→ **TASK DIRECTIONS**:
Every entry must be repeated exactly. Exclude all pictures.

→ **DATA PROVIDED**:

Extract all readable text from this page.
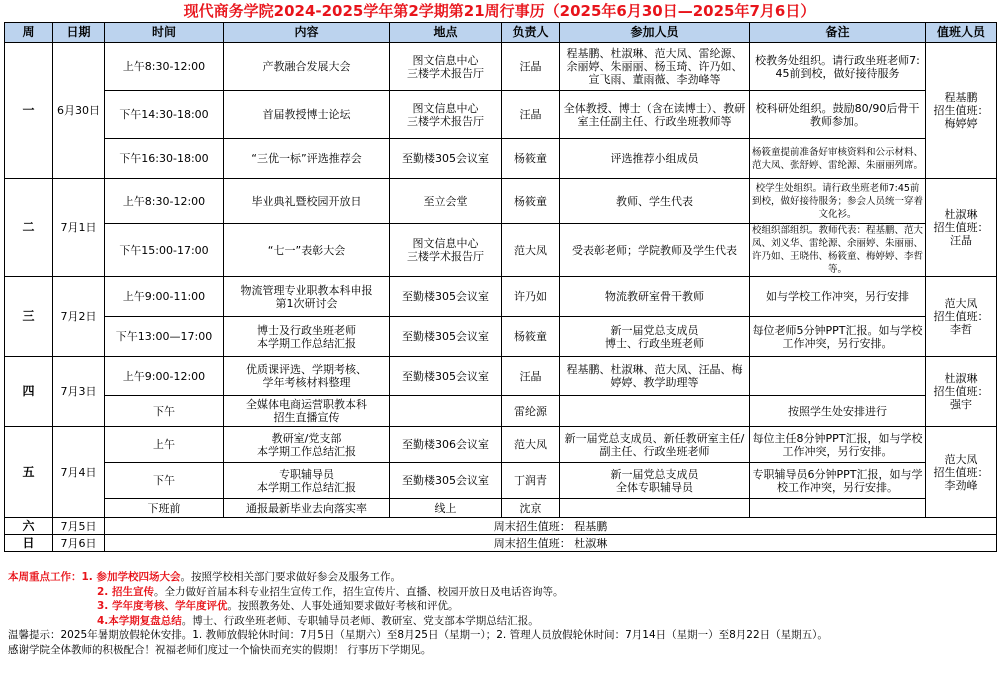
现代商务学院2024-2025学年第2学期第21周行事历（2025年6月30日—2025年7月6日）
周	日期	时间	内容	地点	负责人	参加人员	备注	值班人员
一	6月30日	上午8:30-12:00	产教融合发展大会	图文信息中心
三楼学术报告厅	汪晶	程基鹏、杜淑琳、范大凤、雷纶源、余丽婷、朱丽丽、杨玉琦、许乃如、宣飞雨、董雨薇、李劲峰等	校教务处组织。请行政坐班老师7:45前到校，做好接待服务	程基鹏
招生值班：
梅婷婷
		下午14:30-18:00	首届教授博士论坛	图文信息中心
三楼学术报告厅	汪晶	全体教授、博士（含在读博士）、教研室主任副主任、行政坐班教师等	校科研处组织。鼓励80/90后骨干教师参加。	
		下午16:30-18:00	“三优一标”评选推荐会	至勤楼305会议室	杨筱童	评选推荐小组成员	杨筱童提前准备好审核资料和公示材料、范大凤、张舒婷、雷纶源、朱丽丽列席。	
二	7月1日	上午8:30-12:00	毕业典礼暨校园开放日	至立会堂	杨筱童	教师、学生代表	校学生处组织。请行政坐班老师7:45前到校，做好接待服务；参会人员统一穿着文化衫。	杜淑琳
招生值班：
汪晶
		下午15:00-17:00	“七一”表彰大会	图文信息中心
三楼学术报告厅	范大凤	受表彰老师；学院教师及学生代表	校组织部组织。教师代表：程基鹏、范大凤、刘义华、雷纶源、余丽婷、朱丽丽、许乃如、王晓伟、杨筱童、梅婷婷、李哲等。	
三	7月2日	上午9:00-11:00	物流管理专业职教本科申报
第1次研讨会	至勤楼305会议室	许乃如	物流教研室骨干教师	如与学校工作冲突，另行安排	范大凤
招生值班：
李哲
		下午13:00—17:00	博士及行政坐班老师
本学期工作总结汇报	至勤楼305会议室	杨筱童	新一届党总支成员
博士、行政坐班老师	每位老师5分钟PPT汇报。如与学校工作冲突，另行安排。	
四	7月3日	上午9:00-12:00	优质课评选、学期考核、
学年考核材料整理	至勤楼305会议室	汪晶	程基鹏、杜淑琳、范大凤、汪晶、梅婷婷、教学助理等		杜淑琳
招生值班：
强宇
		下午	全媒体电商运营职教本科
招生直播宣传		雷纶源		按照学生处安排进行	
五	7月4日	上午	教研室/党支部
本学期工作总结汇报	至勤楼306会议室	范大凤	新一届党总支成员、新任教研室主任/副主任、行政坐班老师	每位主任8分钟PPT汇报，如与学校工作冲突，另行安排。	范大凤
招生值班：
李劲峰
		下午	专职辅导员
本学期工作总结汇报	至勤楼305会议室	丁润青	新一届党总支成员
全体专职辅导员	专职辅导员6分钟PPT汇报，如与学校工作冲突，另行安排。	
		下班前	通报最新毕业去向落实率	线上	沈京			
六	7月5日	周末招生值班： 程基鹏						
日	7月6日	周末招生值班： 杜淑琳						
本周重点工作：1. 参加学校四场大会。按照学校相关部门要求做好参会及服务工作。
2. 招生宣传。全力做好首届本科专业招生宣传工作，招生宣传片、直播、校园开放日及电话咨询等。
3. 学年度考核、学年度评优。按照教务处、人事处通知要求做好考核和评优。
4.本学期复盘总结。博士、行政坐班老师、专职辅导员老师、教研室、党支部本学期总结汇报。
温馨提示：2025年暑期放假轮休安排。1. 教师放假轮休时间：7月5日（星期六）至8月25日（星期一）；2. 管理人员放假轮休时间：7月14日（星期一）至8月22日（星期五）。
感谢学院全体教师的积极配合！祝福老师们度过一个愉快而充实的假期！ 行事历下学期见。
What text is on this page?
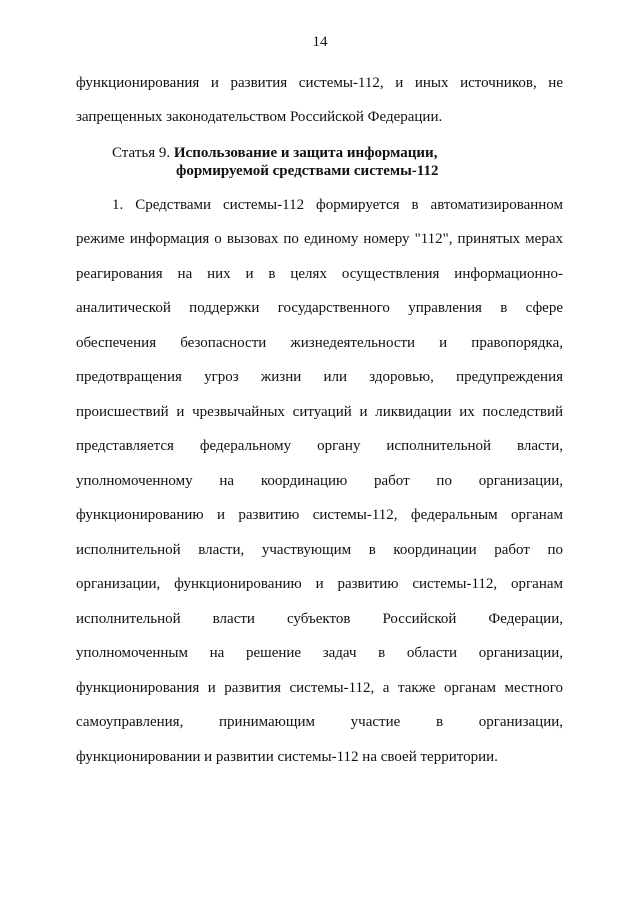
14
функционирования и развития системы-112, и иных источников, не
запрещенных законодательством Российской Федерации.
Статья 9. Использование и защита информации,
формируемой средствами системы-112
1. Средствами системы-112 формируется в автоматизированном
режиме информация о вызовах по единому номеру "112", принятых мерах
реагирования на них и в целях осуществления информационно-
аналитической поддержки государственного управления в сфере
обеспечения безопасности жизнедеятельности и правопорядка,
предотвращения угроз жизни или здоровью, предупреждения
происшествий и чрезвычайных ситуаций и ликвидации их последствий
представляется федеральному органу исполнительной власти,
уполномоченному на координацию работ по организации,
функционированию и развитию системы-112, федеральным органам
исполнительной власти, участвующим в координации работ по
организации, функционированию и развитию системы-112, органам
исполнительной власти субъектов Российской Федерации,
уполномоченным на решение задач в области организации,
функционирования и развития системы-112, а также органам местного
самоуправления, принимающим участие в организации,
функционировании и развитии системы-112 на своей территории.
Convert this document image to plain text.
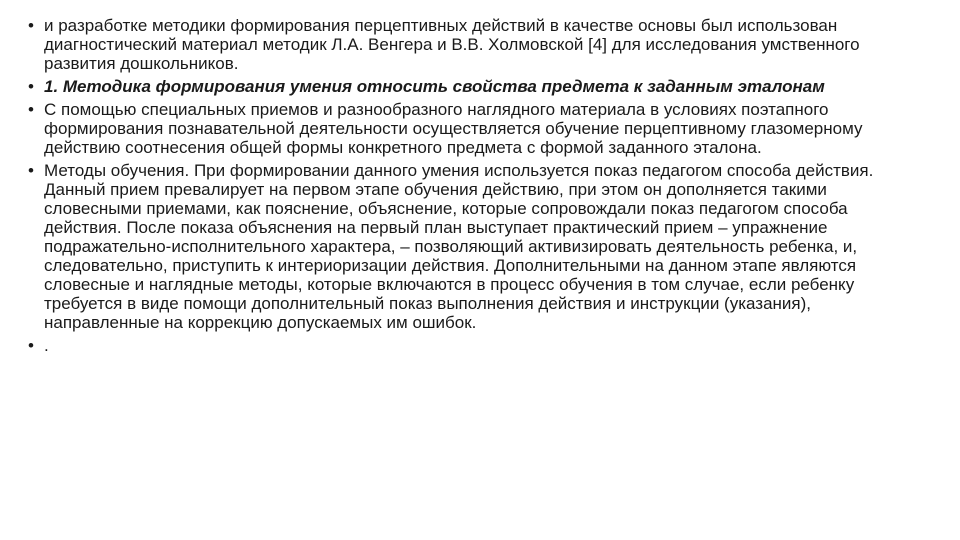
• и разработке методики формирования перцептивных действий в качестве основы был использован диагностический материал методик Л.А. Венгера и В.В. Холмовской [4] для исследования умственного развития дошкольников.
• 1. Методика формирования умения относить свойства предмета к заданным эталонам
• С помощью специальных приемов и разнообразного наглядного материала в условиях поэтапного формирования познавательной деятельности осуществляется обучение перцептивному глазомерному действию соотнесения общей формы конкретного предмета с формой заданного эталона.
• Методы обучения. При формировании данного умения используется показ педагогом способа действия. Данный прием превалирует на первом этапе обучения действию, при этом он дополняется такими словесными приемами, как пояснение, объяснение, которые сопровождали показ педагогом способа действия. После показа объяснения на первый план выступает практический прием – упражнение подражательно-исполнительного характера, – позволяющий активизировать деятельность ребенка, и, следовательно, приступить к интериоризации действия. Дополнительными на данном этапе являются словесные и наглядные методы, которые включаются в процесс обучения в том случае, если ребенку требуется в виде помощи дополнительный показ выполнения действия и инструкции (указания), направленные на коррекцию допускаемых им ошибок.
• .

→ **SOLVED EXERCISE**:
Extract all readable text from this page.
现代商务学院2024-2025学年第2学期第21周行事历（2025年6月30日—2025年7月6日）
周	日期	时间	内容	地点	负责人	参加人员	备注	值班人员
一	6月30日	上午8:30-12:00	产教融合发展大会	图文信息中心
三楼学术报告厅	汪晶	程基鹏、杜淑琳、范大凤、雷纶源、余丽婷、朱丽丽、杨玉琦、许乃如、宣飞雨、董雨薇、李劲峰等	校教务处组织。请行政坐班老师7:45前到校，做好接待服务	程基鹏
招生值班：
梅婷婷
		下午14:30-18:00	首届教授博士论坛	图文信息中心
三楼学术报告厅	汪晶	全体教授、博士（含在读博士）、教研室主任副主任、行政坐班教师等	校科研处组织。鼓励80/90后骨干教师参加。	
		下午16:30-18:00	“三优一标”评选推荐会	至勤楼305会议室	杨筱童	评选推荐小组成员	杨筱童提前准备好审核资料和公示材料、范大凤、张舒婷、雷纶源、朱丽丽列席。	
二	7月1日	上午8:30-12:00	毕业典礼暨校园开放日	至立会堂	杨筱童	教师、学生代表	校学生处组织。请行政坐班老师7:45前到校，做好接待服务；参会人员统一穿着文化衫。	杜淑琳
招生值班：
汪晶
		下午15:00-17:00	“七一”表彰大会	图文信息中心
三楼学术报告厅	范大凤	受表彰老师；学院教师及学生代表	校组织部组织。教师代表：程基鹏、范大凤、刘义华、雷纶源、余丽婷、朱丽丽、许乃如、王晓伟、杨筱童、梅婷婷、李哲等。	
三	7月2日	上午9:00-11:00	物流管理专业职教本科申报
第1次研讨会	至勤楼305会议室	许乃如	物流教研室骨干教师	如与学校工作冲突，另行安排	范大凤
招生值班：
李哲
		下午13:00—17:00	博士及行政坐班老师
本学期工作总结汇报	至勤楼305会议室	杨筱童	新一届党总支成员
博士、行政坐班老师	每位老师5分钟PPT汇报。如与学校工作冲突，另行安排。	
四	7月3日	上午9:00-12:00	优质课评选、学期考核、
学年考核材料整理	至勤楼305会议室	汪晶	程基鹏、杜淑琳、范大凤、汪晶、梅婷婷、教学助理等		杜淑琳
招生值班：
强宇
		下午	全媒体电商运营职教本科
招生直播宣传		雷纶源		按照学生处安排进行	
五	7月4日	上午	教研室/党支部
本学期工作总结汇报	至勤楼306会议室	范大凤	新一届党总支成员、新任教研室主任/副主任、行政坐班老师	每位主任8分钟PPT汇报，如与学校工作冲突，另行安排。	范大凤
招生值班：
李劲峰
		下午	专职辅导员
本学期工作总结汇报	至勤楼305会议室	丁润青	新一届党总支成员
全体专职辅导员	专职辅导员6分钟PPT汇报，如与学校工作冲突，另行安排。	
		下班前	通报最新毕业去向落实率	线上	沈京			
六	7月5日	周末招生值班： 程基鹏						
日	7月6日	周末招生值班： 杜淑琳						
本周重点工作：1. 参加学校四场大会。按照学校相关部门要求做好参会及服务工作。
2. 招生宣传。全力做好首届本科专业招生宣传工作，招生宣传片、直播、校园开放日及电话咨询等。
3. 学年度考核、学年度评优。按照教务处、人事处通知要求做好考核和评优。
4.本学期复盘总结。博士、行政坐班老师、专职辅导员老师、教研室、党支部本学期总结汇报。
温馨提示：2025年暑期放假轮休安排。1. 教师放假轮休时间：7月5日（星期六）至8月25日（星期一）；2. 管理人员放假轮休时间：7月14日（星期一）至8月22日（星期五）。
感谢学院全体教师的积极配合！祝福老师们度过一个愉快而充实的假期！ 行事历下学期见。
What text is on this page?
14
функционирования и развития системы-112, и иных источников, не
запрещенных законодательством Российской Федерации.
Статья 9. Использование и защита информации,
формируемой средствами системы-112
1. Средствами системы-112 формируется в автоматизированном
режиме информация о вызовах по единому номеру "112", принятых мерах
реагирования на них и в целях осуществления информационно-
аналитической поддержки государственного управления в сфере
обеспечения безопасности жизнедеятельности и правопорядка,
предотвращения угроз жизни или здоровью, предупреждения
происшествий и чрезвычайных ситуаций и ликвидации их последствий
представляется федеральному органу исполнительной власти,
уполномоченному на координацию работ по организации,
функционированию и развитию системы-112, федеральным органам
исполнительной власти, участвующим в координации работ по
организации, функционированию и развитию системы-112, органам
исполнительной власти субъектов Российской Федерации,
уполномоченным на решение задач в области организации,
функционирования и развития системы-112, а также органам местного
самоуправления, принимающим участие в организации,
функционировании и развитии системы-112 на своей территории.
Convert this document image to plain text.
• и разработке методики формирования перцептивных действий в качестве основы был использован диагностический материал методик Л.А. Венгера и В.В. Холмовской [4] для исследования умственного развития дошкольников.
• 1. Методика формирования умения относить свойства предмета к заданным эталонам
• С помощью специальных приемов и разнообразного наглядного материала в условиях поэтапного формирования познавательной деятельности осуществляется обучение перцептивному глазомерному действию соотнесения общей формы конкретного предмета с формой заданного эталона.
• Методы обучения. При формировании данного умения используется показ педагогом способа действия. Данный прием превалирует на первом этапе обучения действию, при этом он дополняется такими словесными приемами, как пояснение, объяснение, которые сопровождали показ педагогом способа действия. После показа объяснения на первый план выступает практический прием – упражнение подражательно-исполнительного характера, – позволяющий активизировать деятельность ребенка, и, следовательно, приступить к интериоризации действия. Дополнительными на данном этапе являются словесные и наглядные методы, которые включаются в процесс обучения в том случае, если ребенку требуется в виде помощи дополнительный показ выполнения действия и инструкции (указания), направленные на коррекцию допускаемых им ошибок.
• .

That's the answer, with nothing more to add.